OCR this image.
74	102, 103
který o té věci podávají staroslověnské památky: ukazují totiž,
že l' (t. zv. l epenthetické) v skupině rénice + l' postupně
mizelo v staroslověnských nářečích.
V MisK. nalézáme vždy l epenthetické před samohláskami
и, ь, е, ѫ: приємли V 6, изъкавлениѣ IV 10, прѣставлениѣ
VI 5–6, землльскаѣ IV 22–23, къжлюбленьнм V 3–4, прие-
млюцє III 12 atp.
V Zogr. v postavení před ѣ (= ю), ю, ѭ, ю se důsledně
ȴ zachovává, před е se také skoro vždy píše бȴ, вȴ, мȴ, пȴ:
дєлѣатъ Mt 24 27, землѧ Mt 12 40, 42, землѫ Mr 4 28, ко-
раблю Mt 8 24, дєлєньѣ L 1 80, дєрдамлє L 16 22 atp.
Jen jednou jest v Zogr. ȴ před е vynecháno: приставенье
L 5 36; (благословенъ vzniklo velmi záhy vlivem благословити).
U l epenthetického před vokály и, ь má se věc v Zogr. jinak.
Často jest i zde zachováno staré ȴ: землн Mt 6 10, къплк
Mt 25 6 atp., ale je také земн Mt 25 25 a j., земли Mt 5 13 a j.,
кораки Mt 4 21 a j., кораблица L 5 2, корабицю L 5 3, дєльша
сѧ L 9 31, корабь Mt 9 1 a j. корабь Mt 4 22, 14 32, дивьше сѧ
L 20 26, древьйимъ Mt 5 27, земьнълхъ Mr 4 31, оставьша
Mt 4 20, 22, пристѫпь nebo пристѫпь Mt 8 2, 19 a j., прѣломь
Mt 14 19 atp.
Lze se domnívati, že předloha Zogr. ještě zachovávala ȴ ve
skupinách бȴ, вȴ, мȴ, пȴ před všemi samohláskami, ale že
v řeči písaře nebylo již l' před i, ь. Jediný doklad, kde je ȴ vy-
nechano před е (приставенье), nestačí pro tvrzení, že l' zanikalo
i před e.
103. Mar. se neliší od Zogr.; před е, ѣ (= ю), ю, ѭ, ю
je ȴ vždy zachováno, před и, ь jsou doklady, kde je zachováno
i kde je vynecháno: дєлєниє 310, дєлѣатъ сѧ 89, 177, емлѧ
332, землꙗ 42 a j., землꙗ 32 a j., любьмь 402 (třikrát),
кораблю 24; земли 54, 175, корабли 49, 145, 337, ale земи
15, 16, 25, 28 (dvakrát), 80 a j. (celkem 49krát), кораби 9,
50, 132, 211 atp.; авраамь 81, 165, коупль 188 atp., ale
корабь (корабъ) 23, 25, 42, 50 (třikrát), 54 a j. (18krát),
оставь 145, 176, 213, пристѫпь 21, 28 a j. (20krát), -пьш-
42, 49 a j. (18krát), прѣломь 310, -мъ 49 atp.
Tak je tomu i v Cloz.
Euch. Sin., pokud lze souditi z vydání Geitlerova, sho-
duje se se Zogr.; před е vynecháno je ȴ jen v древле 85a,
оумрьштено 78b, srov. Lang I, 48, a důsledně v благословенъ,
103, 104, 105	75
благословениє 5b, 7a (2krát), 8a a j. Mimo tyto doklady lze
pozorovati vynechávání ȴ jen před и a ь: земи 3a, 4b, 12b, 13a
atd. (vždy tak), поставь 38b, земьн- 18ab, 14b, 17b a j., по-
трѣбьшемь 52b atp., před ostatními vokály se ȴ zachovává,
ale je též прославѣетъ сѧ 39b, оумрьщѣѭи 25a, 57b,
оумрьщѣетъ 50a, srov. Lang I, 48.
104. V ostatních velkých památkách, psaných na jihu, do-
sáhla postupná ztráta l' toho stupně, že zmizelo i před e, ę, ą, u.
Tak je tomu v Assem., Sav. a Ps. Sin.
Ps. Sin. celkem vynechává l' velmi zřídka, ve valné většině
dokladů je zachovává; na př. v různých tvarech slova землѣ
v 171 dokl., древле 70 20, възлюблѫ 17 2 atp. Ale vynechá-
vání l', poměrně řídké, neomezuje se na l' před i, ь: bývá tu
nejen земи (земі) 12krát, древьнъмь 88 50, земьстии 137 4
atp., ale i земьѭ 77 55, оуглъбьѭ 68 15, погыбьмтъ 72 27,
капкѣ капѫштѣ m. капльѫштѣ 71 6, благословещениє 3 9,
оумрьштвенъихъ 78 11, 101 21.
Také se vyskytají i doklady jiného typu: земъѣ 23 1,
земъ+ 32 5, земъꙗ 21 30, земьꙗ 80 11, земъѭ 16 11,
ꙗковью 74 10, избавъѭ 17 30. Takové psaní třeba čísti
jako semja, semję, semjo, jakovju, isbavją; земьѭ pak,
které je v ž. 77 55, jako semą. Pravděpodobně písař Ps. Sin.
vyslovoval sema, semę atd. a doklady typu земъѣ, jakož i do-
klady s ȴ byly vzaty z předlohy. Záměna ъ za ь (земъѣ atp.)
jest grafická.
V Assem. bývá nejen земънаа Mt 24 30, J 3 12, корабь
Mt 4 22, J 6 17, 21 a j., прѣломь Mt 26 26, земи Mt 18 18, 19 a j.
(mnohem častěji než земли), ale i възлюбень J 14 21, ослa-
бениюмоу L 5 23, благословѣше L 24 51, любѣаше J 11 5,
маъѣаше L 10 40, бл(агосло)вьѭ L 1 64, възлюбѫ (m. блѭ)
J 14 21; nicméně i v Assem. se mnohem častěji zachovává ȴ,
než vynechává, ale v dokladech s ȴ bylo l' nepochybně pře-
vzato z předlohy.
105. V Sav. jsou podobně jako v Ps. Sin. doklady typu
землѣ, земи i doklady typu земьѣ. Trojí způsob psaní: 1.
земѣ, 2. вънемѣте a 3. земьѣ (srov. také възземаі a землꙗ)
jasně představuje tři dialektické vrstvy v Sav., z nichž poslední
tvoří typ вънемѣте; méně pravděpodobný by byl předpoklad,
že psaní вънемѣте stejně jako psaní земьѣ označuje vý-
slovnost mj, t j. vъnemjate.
======
### EXERCISE
Each record above should be output again exactly.

### PROBLEM SOLUTION
OCR this image.
74	102, 103
který o té věci podávají staroslověnské památky: ukazují totiž,
že l' (t. zv. l epenthetické) v skupině rénice + l' postupně
mizelo v staroslověnských nářečích.
V MisK. nalézáme vždy l epenthetické před samohláskami
и, ь, е, ѫ: приємли V 6, изъкавлениѣ IV 10, прѣставлениѣ
VI 5–6, землльскаѣ IV 22–23, къжлюбленьнм V 3–4, прие-
млюцє III 12 atp.
V Zogr. v postavení před ѣ (= ю), ю, ѭ, ю se důsledně
ȴ zachovává, před е se také skoro vždy píše бȴ, вȴ, мȴ, пȴ:
дєлѣатъ Mt 24 27, землѧ Mt 12 40, 42, землѫ Mr 4 28, ко-
раблю Mt 8 24, дєлєньѣ L 1 80, дєрдамлє L 16 22 atp.
Jen jednou jest v Zogr. ȴ před е vynecháno: приставенье
L 5 36; (благословенъ vzniklo velmi záhy vlivem благословити).
U l epenthetického před vokály и, ь má se věc v Zogr. jinak.
Často jest i zde zachováno staré ȴ: землн Mt 6 10, къплк
Mt 25 6 atp., ale je také земн Mt 25 25 a j., земли Mt 5 13 a j.,
кораки Mt 4 21 a j., кораблица L 5 2, корабицю L 5 3, дєльша
сѧ L 9 31, корабь Mt 9 1 a j. корабь Mt 4 22, 14 32, дивьше сѧ
L 20 26, древьйимъ Mt 5 27, земьнълхъ Mr 4 31, оставьша
Mt 4 20, 22, пристѫпь nebo пристѫпь Mt 8 2, 19 a j., прѣломь
Mt 14 19 atp.
Lze se domnívati, že předloha Zogr. ještě zachovávala ȴ ve
skupinách бȴ, вȴ, мȴ, пȴ před všemi samohláskami, ale že
v řeči písaře nebylo již l' před i, ь. Jediný doklad, kde je ȴ vy-
nechano před е (приставенье), nestačí pro tvrzení, že l' zanikalo
i před e.
103. Mar. se neliší od Zogr.; před е, ѣ (= ю), ю, ѭ, ю
je ȴ vždy zachováno, před и, ь jsou doklady, kde je zachováno
i kde je vynecháno: дєлєниє 310, дєлѣатъ сѧ 89, 177, емлѧ
332, землꙗ 42 a j., землꙗ 32 a j., любьмь 402 (třikrát),
кораблю 24; земли 54, 175, корабли 49, 145, 337, ale земи
15, 16, 25, 28 (dvakrát), 80 a j. (celkem 49krát), кораби 9,
50, 132, 211 atp.; авраамь 81, 165, коупль 188 atp., ale
корабь (корабъ) 23, 25, 42, 50 (třikrát), 54 a j. (18krát),
оставь 145, 176, 213, пристѫпь 21, 28 a j. (20krát), -пьш-
42, 49 a j. (18krát), прѣломь 310, -мъ 49 atp.
Tak je tomu i v Cloz.
Euch. Sin., pokud lze souditi z vydání Geitlerova, sho-
duje se se Zogr.; před е vynecháno je ȴ jen v древле 85a,
оумрьштено 78b, srov. Lang I, 48, a důsledně v благословенъ,
103, 104, 105	75
благословениє 5b, 7a (2krát), 8a a j. Mimo tyto doklady lze
pozorovati vynechávání ȴ jen před и a ь: земи 3a, 4b, 12b, 13a
atd. (vždy tak), поставь 38b, земьн- 18ab, 14b, 17b a j., по-
трѣбьшемь 52b atp., před ostatními vokály se ȴ zachovává,
ale je též прославѣетъ сѧ 39b, оумрьщѣѭи 25a, 57b,
оумрьщѣетъ 50a, srov. Lang I, 48.
104. V ostatních velkých památkách, psaných na jihu, do-
sáhla postupná ztráta l' toho stupně, že zmizelo i před e, ę, ą, u.
Tak je tomu v Assem., Sav. a Ps. Sin.
Ps. Sin. celkem vynechává l' velmi zřídka, ve valné většině
dokladů je zachovává; na př. v různých tvarech slova землѣ
v 171 dokl., древле 70 20, възлюблѫ 17 2 atp. Ale vynechá-
vání l', poměrně řídké, neomezuje se na l' před i, ь: bývá tu
nejen земи (земі) 12krát, древьнъмь 88 50, земьстии 137 4
atp., ale i земьѭ 77 55, оуглъбьѭ 68 15, погыбьмтъ 72 27,
капкѣ капѫштѣ m. капльѫштѣ 71 6, благословещениє 3 9,
оумрьштвенъихъ 78 11, 101 21.
Také se vyskytají i doklady jiného typu: земъѣ 23 1,
земъ+ 32 5, земъꙗ 21 30, земьꙗ 80 11, земъѭ 16 11,
ꙗковью 74 10, избавъѭ 17 30. Takové psaní třeba čísti
jako semja, semję, semjo, jakovju, isbavją; земьѭ pak,
které je v ž. 77 55, jako semą. Pravděpodobně písař Ps. Sin.
vyslovoval sema, semę atd. a doklady typu земъѣ, jakož i do-
klady s ȴ byly vzaty z předlohy. Záměna ъ za ь (земъѣ atp.)
jest grafická.
V Assem. bývá nejen земънаа Mt 24 30, J 3 12, корабь
Mt 4 22, J 6 17, 21 a j., прѣломь Mt 26 26, земи Mt 18 18, 19 a j.
(mnohem častěji než земли), ale i възлюбень J 14 21, ослa-
бениюмоу L 5 23, благословѣше L 24 51, любѣаше J 11 5,
маъѣаше L 10 40, бл(агосло)вьѭ L 1 64, възлюбѫ (m. блѭ)
J 14 21; nicméně i v Assem. se mnohem častěji zachovává ȴ,
než vynechává, ale v dokladech s ȴ bylo l' nepochybně pře-
vzato z předlohy.
105. V Sav. jsou podobně jako v Ps. Sin. doklady typu
землѣ, земи i doklady typu земьѣ. Trojí způsob psaní: 1.
земѣ, 2. вънемѣте a 3. земьѣ (srov. také възземаі a землꙗ)
jasně představuje tři dialektické vrstvy v Sav., z nichž poslední
tvoří typ вънемѣте; méně pravděpodobný by byl předpoklad,
že psaní вънемѣте stejně jako psaní земьѣ označuje vý-
slovnost mj, t j. vъnemjate.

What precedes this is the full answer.